**** Selected extract ****

Cerebral palsy describes a group of disorders that affect movement control.

It is caused by brain damage, brain injury or abnormal development of the brain.

The owners and tenants listed in the lawsuits are:

•Ark Plaza Shopping Center, LLC — Family Dollar (tenant), 2139 N. Summit St.

•Richard and Patricia Doffing — owners of Hillcrest Bowling Lanes, 2400 N. Summit St.

•U.S. Beef Real Estate, LLC — Arby’s (tenant), 1321 N. Summit St.

•Keystone Properties — Dollar General (tenant), 2411 N. Summit St.

•Van Wynn — owner of East Buffet Restaurant, 2906 N. Summit St.

•LoJon Properties, LLC and LJ Remainder LLC — Long John Silver’s (tenant), 1600 N. Summit St.

Lawsuit allegations

The lawsuits state Adams has substantially limited performance including, but not limited to, her ability to stand and walk.

In all cases, the requested actions include resolving all violations, monetary reimbursement of all fees and costs incurred by the lawsuits, and “appropriate relief.”

The lawsuits filed by Adams focus mostly on parking lot violations and violations in public restrooms.

In most of the lawsuits, exposed pipes under sinks and parking lot grades are cited.

There are also two facilities that have doors that potentially could be problematic for a disabled person.

Three facilities also have mirrors too high to be utilized by people in wheelchairs, according to the lawsuits.

In the bowling alley lawsuit, the lack of a ramp onto the sidewalk that circles the building is cited because it creates a lack of accessibility to the building for those dependent on wheelchairs.

One compliance issue listed in the suit involving Arby’s was the lack of a handicapped-accessible table.

The lawsuit targeting East Buffet concerns several ADA parking violations, including a lack of signs to designate handicapped parking and the disrepair of the route between that parking and the front door.

ADA legislation was passed in 1990.

It includes code enforcement by local governments.

It was created to “provide a clear and comprehensive national mandate for the elimination of discrimination against individuals with disabilities,” according to www.ada.gov.

The City of Arkansas City is not involved in the lawsuits, but Travis Guess, combination inspector of the city, is the local official who enforces the codes outlined by ADA.

“Sadly, not many people think of the need for ADA compliancy until someone in their family becomes disabled,” Guess said.

Defendants’ responses

So far, there only have been two legal responses to the allegations — one coming from lawyers representing U.S. Beef Real Estate, LLC, and the other from local attorneys Mason, Velasquez and Maslen PA, who are representing Wynn.

Both filings state that the property owners do not have enough information or knowledge about the claim and “cannot admit or deny the allegations.”

In both cases, the legal responses also claim the property owners had not been informed of the alleged violations before the lawsuit was filed.

But prior to filing the lawsuits, Adams requested that the establishments conform to ADA standards, according to Monismith.

“I have sent two to three hundred letters (concerning compliance) on her behalf,” he said.

In the case involving Arby’s and U.S. Beef Real Estate, which is being represented by Constangy, Brooks and Smith, LLP-KC, the firm claims Adams does not have a disability as the term is defined by ADA.

**** Material ****

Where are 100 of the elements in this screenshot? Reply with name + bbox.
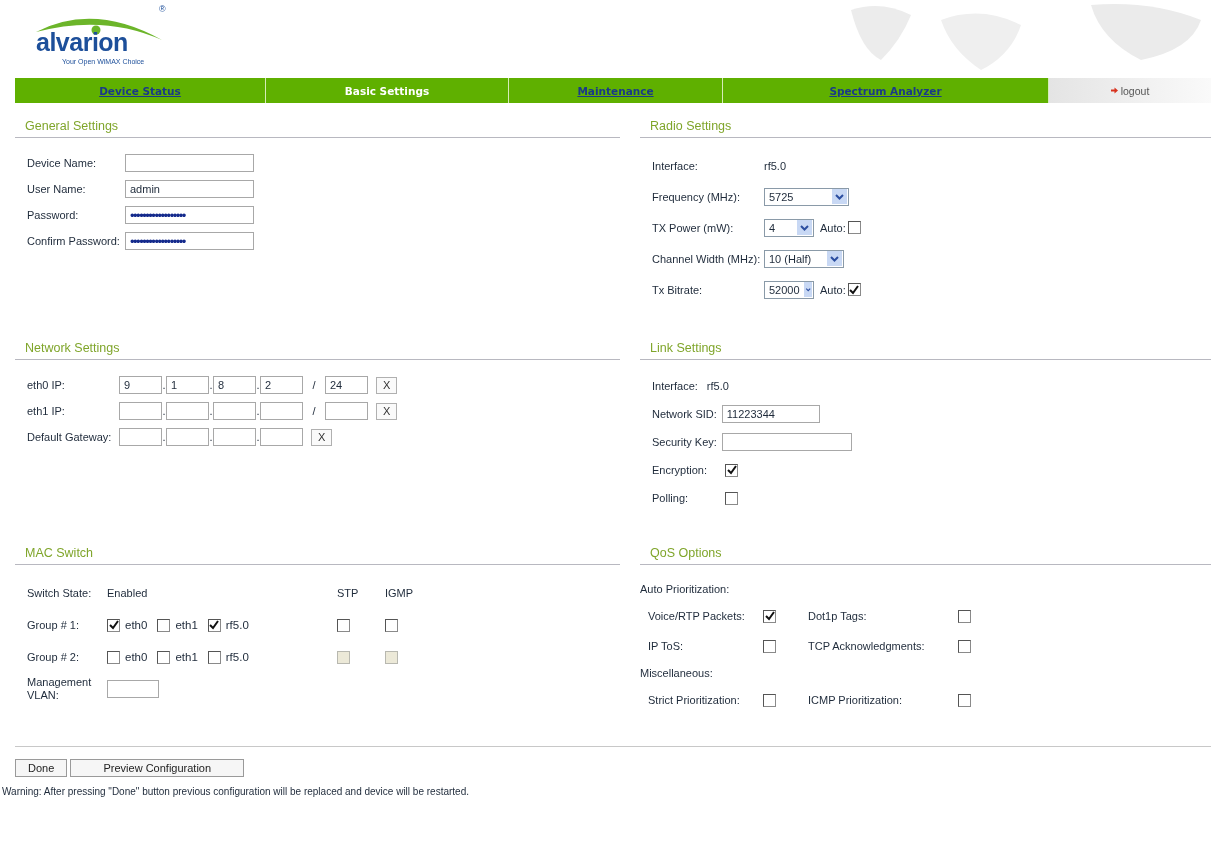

****

**What this exercise asks**:
A - Write out the passage of the ADA lawsuit article starting with "Three facilities also" and going on through "a handicapped-accessible table.".
B - Which businesses does the ADA lawsuit article identify as tenants in its list of owners and tenants?
Rely only on the ADA lawsuit article for everything here.

**Final answers**:
A -
Three facilities also have mirrors too high to be utilized by people in wheelchairs, according to the lawsuits.

In the bowling alley lawsuit, the lack of a ramp onto the sidewalk that circles the building is cited because it creates a lack of accessibility to the building for those dependent on wheelchairs.

One compliance issue listed in the suit involving Arby’s was the lack of a handicapped-accessible table.

B -
Family Dollar
Arby’s
Dollar General
Long John Silver’s